WRITTEN INSTRUCTION: Below is a block of records: output all of them exactly and leave out the pictures.

GIVEN INFORMATION:
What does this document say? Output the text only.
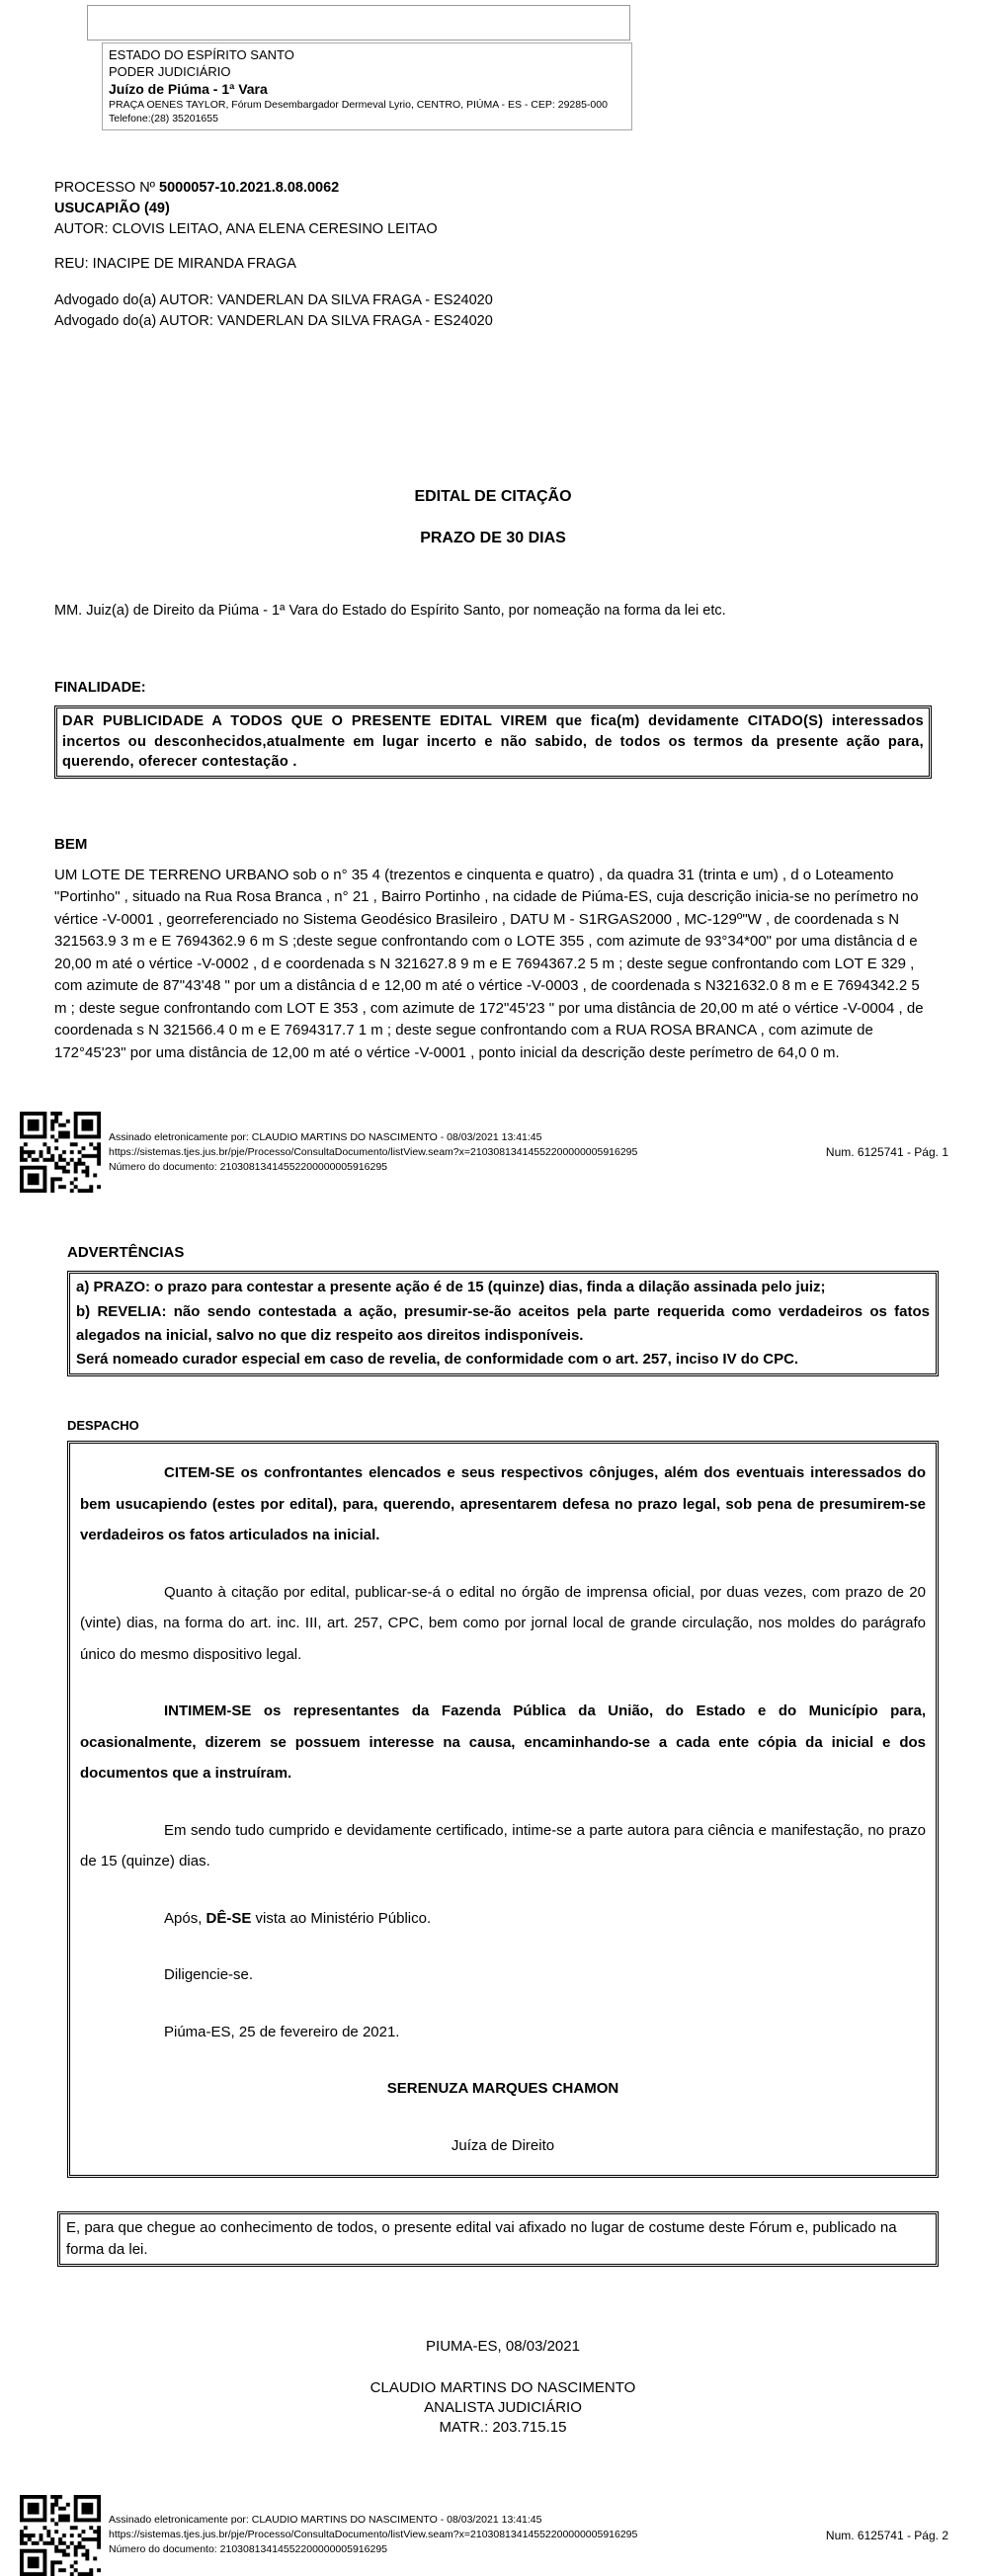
ESTADO DO ESPÍRITO SANTO
PODER JUDICIÁRIO
Juízo de Piúma - 1ª Vara
PRAÇA OENES TAYLOR, Fórum Desembargador Dermeval Lyrio, CENTRO, PIÚMA - ES - CEP: 29285-000
Telefone:(28) 35201655
PROCESSO Nº 5000057-10.2021.8.08.0062
USUCAPIÃO (49)
AUTOR: CLOVIS LEITAO, ANA ELENA CERESINO LEITAO
REU: INACIPE DE MIRANDA FRAGA
Advogado do(a) AUTOR: VANDERLAN DA SILVA FRAGA - ES24020
Advogado do(a) AUTOR: VANDERLAN DA SILVA FRAGA - ES24020
EDITAL DE CITAÇÃO
PRAZO DE 30 DIAS
MM. Juiz(a) de Direito da Piúma - 1ª Vara do Estado do Espírito Santo, por nomeação na forma da lei etc.
FINALIDADE:
DAR PUBLICIDADE A TODOS QUE O PRESENTE EDITAL VIREM que fica(m) devidamente CITADO(S) interessados incertos ou desconhecidos,atualmente em lugar incerto e não sabido, de todos os termos da presente ação para, querendo, oferecer contestação .
BEM
UM LOTE DE TERRENO URBANO sob o n° 35 4 (trezentos e cinquenta e quatro) , da quadra 31 (trinta e um) , d o Loteamento "Portinho" , situado na Rua Rosa Branca , n° 21 , Bairro Portinho , na cidade de Piúma-ES, cuja descrição inicia-se no perímetro no vértice -V-0001 , georreferenciado no Sistema Geodésico Brasileiro , DATU M - S1RGAS2000 , MC-129º"W , de coordenada s N 321563.9 3 m e E 7694362.9 6 m S ;deste segue confrontando com o LOTE 355 , com azimute de 93°34*00" por uma distância d e 20,00 m até o vértice -V-0002 , d e coordenada s N 321627.8 9 m e E 7694367.2 5 m ; deste segue confrontando com LOT E 329 , com azimute de 87"43'48 " por um a distância d e 12,00 m até o vértice -V-0003 , de coordenada s N321632.0 8 m e E 7694342.2 5 m ; deste segue confrontando com LOT E 353 , com azimute de 172"45'23 " por uma distância de 20,00 m até o vértice -V-0004 , de coordenada s N 321566.4 0 m e E 7694317.7 1 m ; deste segue confrontando com a RUA ROSA BRANCA , com azimute de 172°45'23" por uma distância de 12,00 m até o vértice -V-0001 , ponto inicial da descrição deste perímetro de 64,0 0 m.
Assinado eletronicamente por: CLAUDIO MARTINS DO NASCIMENTO - 08/03/2021 13:41:45
https://sistemas.tjes.jus.br/pje/Processo/ConsultaDocumento/listView.seam?x=21030813414552200000005916295
Número do documento: 21030813414552200000005916295
Num. 6125741 - Pág. 1
ADVERTÊNCIAS
a) PRAZO: o prazo para contestar a presente ação é de 15 (quinze) dias, finda a dilação assinada pelo juiz;
b) REVELIA: não sendo contestada a ação, presumir-se-ão aceitos pela parte requerida como verdadeiros os fatos alegados na inicial, salvo no que diz respeito aos direitos indisponíveis.
Será nomeado curador especial em caso de revelia, de conformidade com o art. 257, inciso IV do CPC.
DESPACHO

CITEM-SE os confrontantes elencados e seus respectivos cônjuges, além dos eventuais interessados do bem usucapiendo (estes por edital), para, querendo, apresentarem defesa no prazo legal, sob pena de presumirem-se verdadeiros os fatos articulados na inicial.

Quanto à citação por edital, publicar-se-á o edital no órgão de imprensa oficial, por duas vezes, com prazo de 20 (vinte) dias, na forma do art. inc. III, art. 257, CPC, bem como por jornal local de grande circulação, nos moldes do parágrafo único do mesmo dispositivo legal.

INTIMEM-SE os representantes da Fazenda Pública da União, do Estado e do Município para, ocasionalmente, dizerem se possuem interesse na causa, encaminhando-se a cada ente cópia da inicial e dos documentos que a instruíram.

Em sendo tudo cumprido e devidamente certificado, intime-se a parte autora para ciência e manifestação, no prazo de 15 (quinze) dias.

Após, DÊ-SE vista ao Ministério Público.

Diligencie-se.

Piúma-ES, 25 de fevereiro de 2021.

SERENUZA MARQUES CHAMON

Juíza de Direito

E, para que chegue ao conhecimento de todos, o presente edital vai afixado no lugar de costume deste Fórum e, publicado na forma da lei.
PIUMA-ES, 08/03/2021
CLAUDIO MARTINS DO NASCIMENTO
ANALISTA JUDICIÁRIO
MATR.: 203.715.15
Assinado eletronicamente por: CLAUDIO MARTINS DO NASCIMENTO - 08/03/2021 13:41:45
https://sistemas.tjes.jus.br/pje/Processo/ConsultaDocumento/listView.seam?x=21030813414552200000005916295
Número do documento: 21030813414552200000005916295
Num. 6125741 - Pág. 2
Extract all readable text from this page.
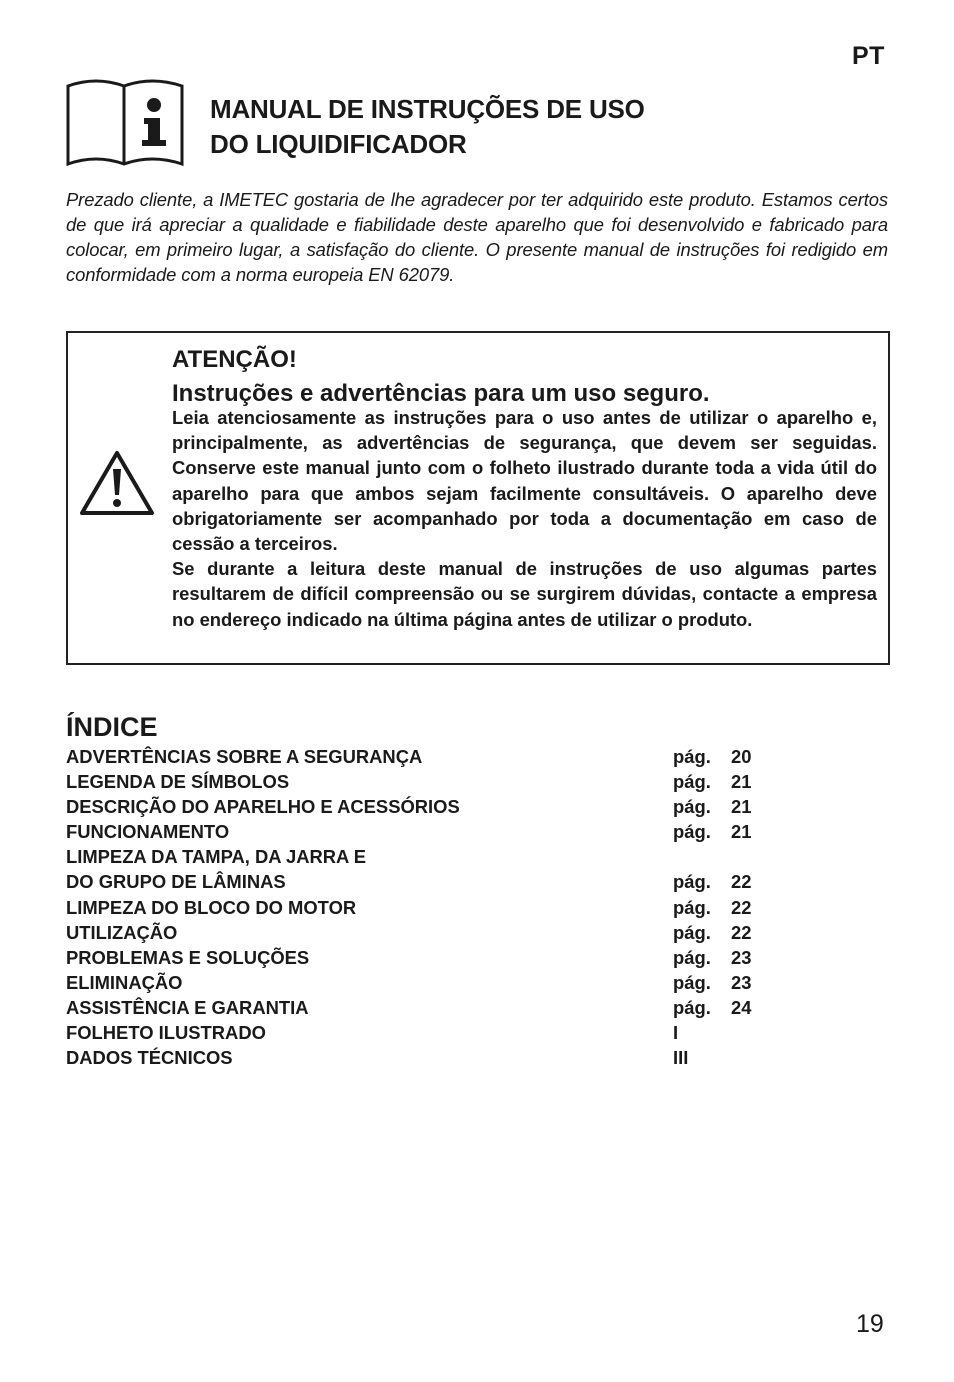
PT
MANUAL DE INSTRUÇÕES DE USO
DO LIQUIDIFICADOR
Prezado cliente, a IMETEC gostaria de lhe agradecer por ter adquirido este produto. Estamos certos de que irá apreciar a qualidade e fiabilidade deste aparelho que foi desenvolvido e fabricado para colocar, em primeiro lugar, a satisfação do cliente. O presente manual de instruções foi redigido em conformidade com a norma europeia EN 62079.
ATENÇÃO!
Instruções e advertências para um uso seguro.

Leia atenciosamente as instruções para o uso antes de utilizar o aparelho e, principalmente, as advertências de segurança, que devem ser seguidas. Conserve este manual junto com o folheto ilustrado durante toda a vida útil do aparelho para que ambos sejam facilmente consultáveis. O aparelho deve obrigatoriamente ser acompanhado por toda a documentação em caso de cessão a terceiros.

Se durante a leitura deste manual de instruções de uso algumas partes resultarem de difícil compreensão ou se surgirem dúvidas, contacte a empresa no endereço indicado na última página antes de utilizar o produto.

ÍNDICE
ADVERTÊNCIAS SOBRE A SEGURANÇA	pág.	20
LEGENDA DE SÍMBOLOS	pág.	21
DESCRIÇÃO DO APARELHO E ACESSÓRIOS	pág.	21
FUNCIONAMENTO	pág.	21
LIMPEZA DA TAMPA, DA JARRA E
DO GRUPO DE LÂMINAS	pág.	22
LIMPEZA DO BLOCO DO MOTOR	pág.	22
UTILIZAÇÃO	pág.	22
PROBLEMAS E SOLUÇÕES	pág.	23
ELIMINAÇÃO	pág.	23
ASSISTÊNCIA E GARANTIA	pág.	24
FOLHETO ILUSTRADO	I
DADOS TÉCNICOS	III
19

THE SOLUTION:
What does this document say? Output the text only.
ESTADO DO ESPÍRITO SANTO
PODER JUDICIÁRIO
Juízo de Piúma - 1ª Vara
PRAÇA OENES TAYLOR, Fórum Desembargador Dermeval Lyrio, CENTRO, PIÚMA - ES - CEP: 29285-000
Telefone:(28) 35201655
PROCESSO Nº 5000057-10.2021.8.08.0062
USUCAPIÃO (49)
AUTOR: CLOVIS LEITAO, ANA ELENA CERESINO LEITAO
REU: INACIPE DE MIRANDA FRAGA
Advogado do(a) AUTOR: VANDERLAN DA SILVA FRAGA - ES24020
Advogado do(a) AUTOR: VANDERLAN DA SILVA FRAGA - ES24020
EDITAL DE CITAÇÃO
PRAZO DE 30 DIAS
MM. Juiz(a) de Direito da Piúma - 1ª Vara do Estado do Espírito Santo, por nomeação na forma da lei etc.
FINALIDADE:
DAR PUBLICIDADE A TODOS QUE O PRESENTE EDITAL VIREM que fica(m) devidamente CITADO(S) interessados incertos ou desconhecidos,atualmente em lugar incerto e não sabido, de todos os termos da presente ação para, querendo, oferecer contestação .
BEM
UM LOTE DE TERRENO URBANO sob o n° 35 4 (trezentos e cinquenta e quatro) , da quadra 31 (trinta e um) , d o Loteamento "Portinho" , situado na Rua Rosa Branca , n° 21 , Bairro Portinho , na cidade de Piúma-ES, cuja descrição inicia-se no perímetro no vértice -V-0001 , georreferenciado no Sistema Geodésico Brasileiro , DATU M - S1RGAS2000 , MC-129º"W , de coordenada s N 321563.9 3 m e E 7694362.9 6 m S ;deste segue confrontando com o LOTE 355 , com azimute de 93°34*00" por uma distância d e 20,00 m até o vértice -V-0002 , d e coordenada s N 321627.8 9 m e E 7694367.2 5 m ; deste segue confrontando com LOT E 329 , com azimute de 87"43'48 " por um a distância d e 12,00 m até o vértice -V-0003 , de coordenada s N321632.0 8 m e E 7694342.2 5 m ; deste segue confrontando com LOT E 353 , com azimute de 172"45'23 " por uma distância de 20,00 m até o vértice -V-0004 , de coordenada s N 321566.4 0 m e E 7694317.7 1 m ; deste segue confrontando com a RUA ROSA BRANCA , com azimute de 172°45'23" por uma distância de 12,00 m até o vértice -V-0001 , ponto inicial da descrição deste perímetro de 64,0 0 m.
Assinado eletronicamente por: CLAUDIO MARTINS DO NASCIMENTO - 08/03/2021 13:41:45
https://sistemas.tjes.jus.br/pje/Processo/ConsultaDocumento/listView.seam?x=21030813414552200000005916295
Número do documento: 21030813414552200000005916295
Num. 6125741 - Pág. 1
ADVERTÊNCIAS
a) PRAZO: o prazo para contestar a presente ação é de 15 (quinze) dias, finda a dilação assinada pelo juiz;
b) REVELIA: não sendo contestada a ação, presumir-se-ão aceitos pela parte requerida como verdadeiros os fatos alegados na inicial, salvo no que diz respeito aos direitos indisponíveis.
Será nomeado curador especial em caso de revelia, de conformidade com o art. 257, inciso IV do CPC.
DESPACHO

CITEM-SE os confrontantes elencados e seus respectivos cônjuges, além dos eventuais interessados do bem usucapiendo (estes por edital), para, querendo, apresentarem defesa no prazo legal, sob pena de presumirem-se verdadeiros os fatos articulados na inicial.

Quanto à citação por edital, publicar-se-á o edital no órgão de imprensa oficial, por duas vezes, com prazo de 20 (vinte) dias, na forma do art. inc. III, art. 257, CPC, bem como por jornal local de grande circulação, nos moldes do parágrafo único do mesmo dispositivo legal.

INTIMEM-SE os representantes da Fazenda Pública da União, do Estado e do Município para, ocasionalmente, dizerem se possuem interesse na causa, encaminhando-se a cada ente cópia da inicial e dos documentos que a instruíram.

Em sendo tudo cumprido e devidamente certificado, intime-se a parte autora para ciência e manifestação, no prazo de 15 (quinze) dias.

Após, DÊ-SE vista ao Ministério Público.

Diligencie-se.

Piúma-ES, 25 de fevereiro de 2021.

SERENUZA MARQUES CHAMON

Juíza de Direito

E, para que chegue ao conhecimento de todos, o presente edital vai afixado no lugar de costume deste Fórum e, publicado na forma da lei.
PIUMA-ES, 08/03/2021
CLAUDIO MARTINS DO NASCIMENTO
ANALISTA JUDICIÁRIO
MATR.: 203.715.15
Assinado eletronicamente por: CLAUDIO MARTINS DO NASCIMENTO - 08/03/2021 13:41:45
https://sistemas.tjes.jus.br/pje/Processo/ConsultaDocumento/listView.seam?x=21030813414552200000005916295
Número do documento: 21030813414552200000005916295
Num. 6125741 - Pág. 2
Extract all readable text from this page.
PT
MANUAL DE INSTRUÇÕES DE USO
DO LIQUIDIFICADOR
Prezado cliente, a IMETEC gostaria de lhe agradecer por ter adquirido este produto. Estamos certos de que irá apreciar a qualidade e fiabilidade deste aparelho que foi desenvolvido e fabricado para colocar, em primeiro lugar, a satisfação do cliente. O presente manual de instruções foi redigido em conformidade com a norma europeia EN 62079.
ATENÇÃO!
Instruções e advertências para um uso seguro.

Leia atenciosamente as instruções para o uso antes de utilizar o aparelho e, principalmente, as advertências de segurança, que devem ser seguidas. Conserve este manual junto com o folheto ilustrado durante toda a vida útil do aparelho para que ambos sejam facilmente consultáveis. O aparelho deve obrigatoriamente ser acompanhado por toda a documentação em caso de cessão a terceiros.

Se durante a leitura deste manual de instruções de uso algumas partes resultarem de difícil compreensão ou se surgirem dúvidas, contacte a empresa no endereço indicado na última página antes de utilizar o produto.

ÍNDICE
ADVERTÊNCIAS SOBRE A SEGURANÇA	pág.	20
LEGENDA DE SÍMBOLOS	pág.	21
DESCRIÇÃO DO APARELHO E ACESSÓRIOS	pág.	21
FUNCIONAMENTO	pág.	21
LIMPEZA DA TAMPA, DA JARRA E
DO GRUPO DE LÂMINAS	pág.	22
LIMPEZA DO BLOCO DO MOTOR	pág.	22
UTILIZAÇÃO	pág.	22
PROBLEMAS E SOLUÇÕES	pág.	23
ELIMINAÇÃO	pág.	23
ASSISTÊNCIA E GARANTIA	pág.	24
FOLHETO ILUSTRADO	I
DADOS TÉCNICOS	III
19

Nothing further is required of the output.